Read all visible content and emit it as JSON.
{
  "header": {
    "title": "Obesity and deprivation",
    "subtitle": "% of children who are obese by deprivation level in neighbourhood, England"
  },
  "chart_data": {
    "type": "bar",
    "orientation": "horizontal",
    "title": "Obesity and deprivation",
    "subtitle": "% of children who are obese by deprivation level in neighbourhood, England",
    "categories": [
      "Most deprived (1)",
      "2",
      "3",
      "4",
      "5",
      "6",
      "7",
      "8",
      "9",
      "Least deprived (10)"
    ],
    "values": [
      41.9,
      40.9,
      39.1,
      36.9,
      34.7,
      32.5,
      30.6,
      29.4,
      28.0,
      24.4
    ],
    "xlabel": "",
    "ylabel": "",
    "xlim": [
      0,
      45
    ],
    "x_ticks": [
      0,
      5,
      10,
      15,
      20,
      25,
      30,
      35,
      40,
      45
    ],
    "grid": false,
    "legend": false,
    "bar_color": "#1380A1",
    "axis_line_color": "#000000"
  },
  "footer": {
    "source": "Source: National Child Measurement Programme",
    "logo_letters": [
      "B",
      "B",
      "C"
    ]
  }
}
+ + + +
• Task directions:
Hand back the material above in full, exactly as written.

• Response to this task:
Read all visible content and emit it as JSON.
{
  "header": {
    "title": "Obesity and deprivation",
    "subtitle": "% of children who are obese by deprivation level in neighbourhood, England"
  },
  "chart_data": {
    "type": "bar",
    "orientation": "horizontal",
    "title": "Obesity and deprivation",
    "subtitle": "% of children who are obese by deprivation level in neighbourhood, England",
    "categories": [
      "Most deprived (1)",
      "2",
      "3",
      "4",
      "5",
      "6",
      "7",
      "8",
      "9",
      "Least deprived (10)"
    ],
    "values": [
      41.9,
      40.9,
      39.1,
      36.9,
      34.7,
      32.5,
      30.6,
      29.4,
      28.0,
      24.4
    ],
    "xlabel": "",
    "ylabel": "",
    "xlim": [
      0,
      45
    ],
    "x_ticks": [
      0,
      5,
      10,
      15,
      20,
      25,
      30,
      35,
      40,
      45
    ],
    "grid": false,
    "legend": false,
    "bar_color": "#1380A1",
    "axis_line_color": "#000000"
  },
  "footer": {
    "source": "Source: National Child Measurement Programme",
    "logo_letters": [
      "B",
      "B",
      "C"
    ]
  }
}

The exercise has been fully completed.